#### PROBLEM:
Lines holding the string "xlabel" are the ones to copy; find them all in the data.

#### MATERIAL PROVIDED:
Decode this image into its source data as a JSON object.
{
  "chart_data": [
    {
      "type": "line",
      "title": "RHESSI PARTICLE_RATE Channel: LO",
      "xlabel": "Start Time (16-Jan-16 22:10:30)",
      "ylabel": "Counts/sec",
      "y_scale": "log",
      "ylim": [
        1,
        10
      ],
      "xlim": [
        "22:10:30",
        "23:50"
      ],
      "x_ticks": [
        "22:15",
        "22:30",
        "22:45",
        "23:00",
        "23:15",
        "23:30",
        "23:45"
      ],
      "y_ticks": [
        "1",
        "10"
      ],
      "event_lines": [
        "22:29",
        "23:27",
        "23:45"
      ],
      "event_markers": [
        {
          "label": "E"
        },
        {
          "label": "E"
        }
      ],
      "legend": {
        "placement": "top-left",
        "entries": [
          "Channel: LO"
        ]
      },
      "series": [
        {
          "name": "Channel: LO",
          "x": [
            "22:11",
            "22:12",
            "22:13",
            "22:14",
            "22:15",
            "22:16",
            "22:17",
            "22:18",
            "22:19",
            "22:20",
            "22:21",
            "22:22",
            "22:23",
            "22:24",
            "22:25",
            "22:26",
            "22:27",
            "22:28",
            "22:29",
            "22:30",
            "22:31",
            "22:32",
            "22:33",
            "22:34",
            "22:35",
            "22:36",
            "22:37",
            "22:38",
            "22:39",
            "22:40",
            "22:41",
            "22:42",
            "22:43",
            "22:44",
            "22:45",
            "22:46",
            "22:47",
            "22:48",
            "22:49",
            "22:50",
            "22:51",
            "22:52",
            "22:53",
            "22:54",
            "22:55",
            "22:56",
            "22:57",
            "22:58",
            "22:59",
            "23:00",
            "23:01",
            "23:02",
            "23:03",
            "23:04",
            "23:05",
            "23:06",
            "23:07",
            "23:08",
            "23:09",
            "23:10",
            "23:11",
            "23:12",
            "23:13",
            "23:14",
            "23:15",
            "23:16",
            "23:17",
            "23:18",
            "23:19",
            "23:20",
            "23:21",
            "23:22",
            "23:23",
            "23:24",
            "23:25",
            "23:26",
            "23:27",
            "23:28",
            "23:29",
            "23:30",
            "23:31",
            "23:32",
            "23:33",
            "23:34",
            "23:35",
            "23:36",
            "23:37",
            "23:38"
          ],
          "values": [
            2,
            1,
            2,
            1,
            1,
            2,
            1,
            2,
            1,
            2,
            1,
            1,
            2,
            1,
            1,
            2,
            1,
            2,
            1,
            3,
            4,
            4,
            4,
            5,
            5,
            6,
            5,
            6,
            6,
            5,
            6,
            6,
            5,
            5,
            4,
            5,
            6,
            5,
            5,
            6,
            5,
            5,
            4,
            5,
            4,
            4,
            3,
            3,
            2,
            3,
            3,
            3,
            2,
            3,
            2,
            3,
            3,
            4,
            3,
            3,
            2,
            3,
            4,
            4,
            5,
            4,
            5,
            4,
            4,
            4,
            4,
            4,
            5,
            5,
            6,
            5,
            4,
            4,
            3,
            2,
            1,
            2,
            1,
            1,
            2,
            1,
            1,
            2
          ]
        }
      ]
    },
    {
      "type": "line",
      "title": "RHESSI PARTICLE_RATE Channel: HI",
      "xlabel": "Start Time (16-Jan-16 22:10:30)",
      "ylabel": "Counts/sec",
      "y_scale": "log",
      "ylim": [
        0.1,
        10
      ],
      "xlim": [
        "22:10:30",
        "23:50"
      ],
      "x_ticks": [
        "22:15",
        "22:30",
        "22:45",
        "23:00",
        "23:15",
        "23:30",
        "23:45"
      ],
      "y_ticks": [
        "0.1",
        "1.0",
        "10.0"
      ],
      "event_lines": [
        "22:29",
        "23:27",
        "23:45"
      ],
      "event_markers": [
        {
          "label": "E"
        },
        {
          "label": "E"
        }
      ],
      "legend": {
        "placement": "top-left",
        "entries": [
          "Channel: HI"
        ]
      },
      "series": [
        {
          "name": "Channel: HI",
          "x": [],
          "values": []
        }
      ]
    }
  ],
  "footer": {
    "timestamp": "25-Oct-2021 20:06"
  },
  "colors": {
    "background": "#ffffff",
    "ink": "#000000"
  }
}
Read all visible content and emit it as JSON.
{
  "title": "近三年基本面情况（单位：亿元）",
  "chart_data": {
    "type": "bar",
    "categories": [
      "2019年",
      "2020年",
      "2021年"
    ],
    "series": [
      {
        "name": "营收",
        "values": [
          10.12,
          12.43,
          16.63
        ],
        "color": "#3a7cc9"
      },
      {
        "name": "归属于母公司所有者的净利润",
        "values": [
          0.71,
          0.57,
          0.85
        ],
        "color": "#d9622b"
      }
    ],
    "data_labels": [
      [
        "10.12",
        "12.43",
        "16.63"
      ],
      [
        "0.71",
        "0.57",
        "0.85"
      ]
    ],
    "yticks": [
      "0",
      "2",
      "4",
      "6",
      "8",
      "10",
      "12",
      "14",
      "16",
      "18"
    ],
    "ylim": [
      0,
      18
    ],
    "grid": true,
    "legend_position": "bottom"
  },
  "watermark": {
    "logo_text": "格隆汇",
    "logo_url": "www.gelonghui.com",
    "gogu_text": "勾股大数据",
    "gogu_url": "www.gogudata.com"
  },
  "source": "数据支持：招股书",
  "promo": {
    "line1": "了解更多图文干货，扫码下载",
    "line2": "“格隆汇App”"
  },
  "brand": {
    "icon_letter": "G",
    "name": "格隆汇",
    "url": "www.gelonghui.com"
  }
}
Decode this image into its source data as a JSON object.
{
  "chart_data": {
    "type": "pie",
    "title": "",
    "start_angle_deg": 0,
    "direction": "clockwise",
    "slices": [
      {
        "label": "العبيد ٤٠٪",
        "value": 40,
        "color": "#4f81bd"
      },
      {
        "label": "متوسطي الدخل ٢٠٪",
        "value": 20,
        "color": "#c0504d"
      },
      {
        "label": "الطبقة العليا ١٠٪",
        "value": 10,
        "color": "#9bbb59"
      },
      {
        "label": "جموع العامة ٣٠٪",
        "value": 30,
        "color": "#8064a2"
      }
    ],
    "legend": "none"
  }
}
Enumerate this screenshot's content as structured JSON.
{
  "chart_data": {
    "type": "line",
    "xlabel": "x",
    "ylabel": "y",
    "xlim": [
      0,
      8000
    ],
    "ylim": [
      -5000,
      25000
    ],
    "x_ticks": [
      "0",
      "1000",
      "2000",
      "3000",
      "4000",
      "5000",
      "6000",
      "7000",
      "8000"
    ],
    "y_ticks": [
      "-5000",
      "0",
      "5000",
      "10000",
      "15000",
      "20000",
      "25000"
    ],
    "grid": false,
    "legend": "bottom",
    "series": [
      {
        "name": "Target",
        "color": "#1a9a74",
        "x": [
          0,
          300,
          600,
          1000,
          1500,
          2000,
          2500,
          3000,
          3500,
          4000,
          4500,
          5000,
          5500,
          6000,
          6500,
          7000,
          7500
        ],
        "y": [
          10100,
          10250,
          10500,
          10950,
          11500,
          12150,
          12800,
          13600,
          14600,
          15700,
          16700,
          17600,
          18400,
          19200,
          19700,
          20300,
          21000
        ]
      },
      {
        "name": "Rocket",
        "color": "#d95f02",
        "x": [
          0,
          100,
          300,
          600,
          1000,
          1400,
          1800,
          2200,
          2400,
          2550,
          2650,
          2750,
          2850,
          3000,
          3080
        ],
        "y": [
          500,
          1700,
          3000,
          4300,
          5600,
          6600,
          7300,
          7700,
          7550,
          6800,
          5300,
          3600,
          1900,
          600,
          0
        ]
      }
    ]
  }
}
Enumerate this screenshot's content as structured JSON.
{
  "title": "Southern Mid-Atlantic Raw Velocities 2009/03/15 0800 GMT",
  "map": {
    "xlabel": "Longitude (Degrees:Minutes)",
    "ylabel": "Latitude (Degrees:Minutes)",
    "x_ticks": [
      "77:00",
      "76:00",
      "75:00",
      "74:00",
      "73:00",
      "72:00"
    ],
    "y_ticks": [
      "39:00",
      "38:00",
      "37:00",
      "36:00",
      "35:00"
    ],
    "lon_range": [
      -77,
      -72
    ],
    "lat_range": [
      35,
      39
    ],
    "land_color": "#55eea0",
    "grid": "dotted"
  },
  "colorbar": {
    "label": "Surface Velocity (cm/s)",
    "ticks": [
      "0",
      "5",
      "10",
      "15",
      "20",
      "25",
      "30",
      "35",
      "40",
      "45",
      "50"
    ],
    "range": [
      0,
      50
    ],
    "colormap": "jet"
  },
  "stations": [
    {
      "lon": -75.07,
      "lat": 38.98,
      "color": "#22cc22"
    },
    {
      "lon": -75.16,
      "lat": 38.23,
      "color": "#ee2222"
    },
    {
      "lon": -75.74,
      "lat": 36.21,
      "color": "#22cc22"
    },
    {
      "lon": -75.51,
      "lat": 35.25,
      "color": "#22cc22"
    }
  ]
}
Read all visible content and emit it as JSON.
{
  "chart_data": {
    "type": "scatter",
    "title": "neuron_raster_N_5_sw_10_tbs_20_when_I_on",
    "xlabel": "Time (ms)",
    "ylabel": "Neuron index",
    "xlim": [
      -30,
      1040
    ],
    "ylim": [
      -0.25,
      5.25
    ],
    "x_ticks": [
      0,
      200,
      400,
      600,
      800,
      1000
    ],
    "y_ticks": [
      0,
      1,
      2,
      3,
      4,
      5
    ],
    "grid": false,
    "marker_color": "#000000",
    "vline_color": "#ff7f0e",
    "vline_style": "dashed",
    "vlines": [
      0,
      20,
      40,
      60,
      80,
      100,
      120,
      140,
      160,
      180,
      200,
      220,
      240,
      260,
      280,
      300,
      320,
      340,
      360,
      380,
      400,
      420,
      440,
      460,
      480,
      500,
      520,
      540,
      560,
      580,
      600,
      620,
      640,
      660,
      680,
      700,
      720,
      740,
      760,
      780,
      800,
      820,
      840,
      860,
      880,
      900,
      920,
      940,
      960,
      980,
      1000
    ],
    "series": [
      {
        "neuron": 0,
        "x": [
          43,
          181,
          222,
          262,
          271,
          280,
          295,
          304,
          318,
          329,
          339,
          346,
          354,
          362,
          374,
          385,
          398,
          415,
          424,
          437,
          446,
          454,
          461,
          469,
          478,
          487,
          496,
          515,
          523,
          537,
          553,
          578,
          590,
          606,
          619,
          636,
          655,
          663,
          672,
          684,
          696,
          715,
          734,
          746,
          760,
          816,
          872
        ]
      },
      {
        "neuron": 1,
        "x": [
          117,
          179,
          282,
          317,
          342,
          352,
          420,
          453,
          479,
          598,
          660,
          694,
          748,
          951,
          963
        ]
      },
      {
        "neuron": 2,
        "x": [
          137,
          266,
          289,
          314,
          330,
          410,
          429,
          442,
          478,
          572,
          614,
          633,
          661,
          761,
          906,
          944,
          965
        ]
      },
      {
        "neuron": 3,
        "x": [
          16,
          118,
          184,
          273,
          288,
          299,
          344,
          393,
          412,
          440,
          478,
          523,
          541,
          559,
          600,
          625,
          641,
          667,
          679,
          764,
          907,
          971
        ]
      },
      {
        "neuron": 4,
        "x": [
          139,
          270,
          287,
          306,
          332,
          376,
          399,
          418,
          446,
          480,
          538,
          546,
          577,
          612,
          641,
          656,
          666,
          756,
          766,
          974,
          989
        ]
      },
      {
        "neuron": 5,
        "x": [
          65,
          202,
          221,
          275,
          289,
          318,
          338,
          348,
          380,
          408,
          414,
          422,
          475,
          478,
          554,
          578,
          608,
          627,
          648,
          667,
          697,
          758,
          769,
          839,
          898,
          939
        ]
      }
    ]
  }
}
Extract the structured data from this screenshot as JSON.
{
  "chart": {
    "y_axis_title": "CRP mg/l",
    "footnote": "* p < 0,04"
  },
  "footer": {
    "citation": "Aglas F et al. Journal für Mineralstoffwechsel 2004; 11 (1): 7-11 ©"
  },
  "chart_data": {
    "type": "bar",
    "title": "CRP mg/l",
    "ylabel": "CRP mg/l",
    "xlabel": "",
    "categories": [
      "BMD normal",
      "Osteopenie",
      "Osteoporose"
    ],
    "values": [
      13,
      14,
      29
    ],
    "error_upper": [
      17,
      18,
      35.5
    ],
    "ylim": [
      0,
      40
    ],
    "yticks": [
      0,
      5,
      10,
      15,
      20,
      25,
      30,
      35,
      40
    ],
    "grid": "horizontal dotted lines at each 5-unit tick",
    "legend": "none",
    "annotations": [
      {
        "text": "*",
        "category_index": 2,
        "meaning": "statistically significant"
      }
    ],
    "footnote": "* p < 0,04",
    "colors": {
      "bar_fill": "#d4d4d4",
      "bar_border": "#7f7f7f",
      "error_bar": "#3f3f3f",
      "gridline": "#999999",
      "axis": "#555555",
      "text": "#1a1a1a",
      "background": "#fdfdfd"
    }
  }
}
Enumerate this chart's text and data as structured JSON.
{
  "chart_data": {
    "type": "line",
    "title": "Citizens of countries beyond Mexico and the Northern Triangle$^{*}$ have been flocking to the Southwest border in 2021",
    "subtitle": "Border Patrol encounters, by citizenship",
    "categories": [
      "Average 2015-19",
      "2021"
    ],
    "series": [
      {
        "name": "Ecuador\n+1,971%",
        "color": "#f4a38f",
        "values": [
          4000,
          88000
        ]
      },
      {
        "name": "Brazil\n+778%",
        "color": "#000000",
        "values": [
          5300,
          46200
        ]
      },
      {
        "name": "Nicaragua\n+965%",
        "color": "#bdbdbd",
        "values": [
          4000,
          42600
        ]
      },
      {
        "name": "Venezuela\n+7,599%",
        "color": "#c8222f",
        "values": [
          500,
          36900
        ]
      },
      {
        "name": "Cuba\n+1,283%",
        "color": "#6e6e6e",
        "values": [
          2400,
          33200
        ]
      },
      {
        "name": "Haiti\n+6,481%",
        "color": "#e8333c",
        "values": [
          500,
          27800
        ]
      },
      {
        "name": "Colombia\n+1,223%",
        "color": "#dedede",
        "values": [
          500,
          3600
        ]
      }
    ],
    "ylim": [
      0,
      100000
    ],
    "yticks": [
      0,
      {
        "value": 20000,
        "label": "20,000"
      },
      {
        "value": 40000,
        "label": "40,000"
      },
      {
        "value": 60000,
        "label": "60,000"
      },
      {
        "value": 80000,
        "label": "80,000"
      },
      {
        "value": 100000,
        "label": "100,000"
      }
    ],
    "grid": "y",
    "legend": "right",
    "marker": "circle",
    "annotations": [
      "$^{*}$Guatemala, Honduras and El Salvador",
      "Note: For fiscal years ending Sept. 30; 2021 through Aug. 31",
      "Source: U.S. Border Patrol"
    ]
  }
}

#### SOLVED EXERCISE:
      "xlabel": "Start Time (16-Jan-16 22:10:30)",
      "xlabel": "Start Time (16-Jan-16 22:10:30)",
    "xlabel": "x",
    "xlabel": "Longitude (Degrees:Minutes)",
    "xlabel": "Time (ms)",
    "xlabel": "",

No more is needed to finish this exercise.